■ **SUPPLIED MATERIAL**
++++++++++++++++++++
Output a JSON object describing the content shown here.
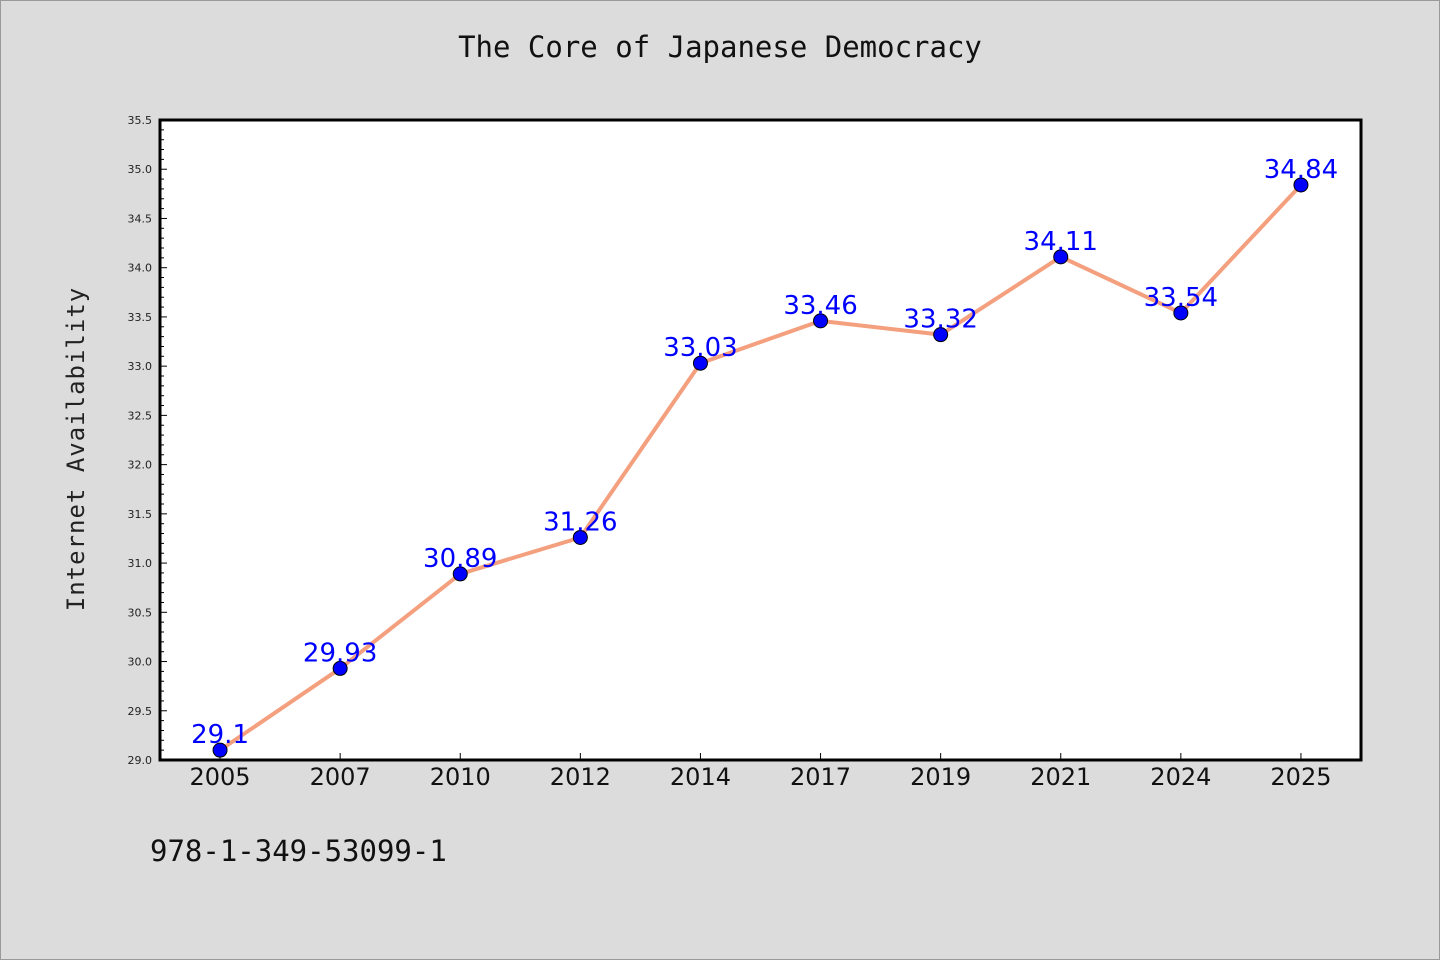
{
  "chart_data": {
    "type": "line",
    "title": "The Core of Japanese Democracy",
    "xlabel": "",
    "ylabel": "Internet Availability",
    "categories": [
      "2005",
      "2007",
      "2010",
      "2012",
      "2014",
      "2017",
      "2019",
      "2021",
      "2024",
      "2025"
    ],
    "series": [
      {
        "values": [
          29.1,
          29.93,
          30.89,
          31.26,
          33.03,
          33.46,
          33.32,
          34.11,
          33.54,
          34.84
        ],
        "labels": [
          "29.1",
          "29.93",
          "30.89",
          "31.26",
          "33.03",
          "33.46",
          "33.32",
          "34.11",
          "33.54",
          "34.84"
        ],
        "line_color": "#f4a07f",
        "marker_color": "#0000ff"
      }
    ],
    "ylim": [
      29.0,
      35.5
    ],
    "yticks": [
      "29.0",
      "29.5",
      "30.0",
      "30.5",
      "31.0",
      "31.5",
      "32.0",
      "32.5",
      "33.0",
      "33.5",
      "34.0",
      "34.5",
      "35.0",
      "35.5"
    ],
    "grid": false,
    "label_color": "#0000ff"
  },
  "footer": {
    "isbn": "978-1-349-53099-1"
  }
}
++++++++++++++++++++
■ **EXERCISE DESCRIPTION**
Restate the data above word for word. Do not include the images.

■ **FINAL ANSWER**
Output a JSON object describing the content shown here.
{
  "chart_data": {
    "type": "line",
    "title": "The Core of Japanese Democracy",
    "xlabel": "",
    "ylabel": "Internet Availability",
    "categories": [
      "2005",
      "2007",
      "2010",
      "2012",
      "2014",
      "2017",
      "2019",
      "2021",
      "2024",
      "2025"
    ],
    "series": [
      {
        "values": [
          29.1,
          29.93,
          30.89,
          31.26,
          33.03,
          33.46,
          33.32,
          34.11,
          33.54,
          34.84
        ],
        "labels": [
          "29.1",
          "29.93",
          "30.89",
          "31.26",
          "33.03",
          "33.46",
          "33.32",
          "34.11",
          "33.54",
          "34.84"
        ],
        "line_color": "#f4a07f",
        "marker_color": "#0000ff"
      }
    ],
    "ylim": [
      29.0,
      35.5
    ],
    "yticks": [
      "29.0",
      "29.5",
      "30.0",
      "30.5",
      "31.0",
      "31.5",
      "32.0",
      "32.5",
      "33.0",
      "33.5",
      "34.0",
      "34.5",
      "35.0",
      "35.5"
    ],
    "grid": false,
    "label_color": "#0000ff"
  },
  "footer": {
    "isbn": "978-1-349-53099-1"
  }
}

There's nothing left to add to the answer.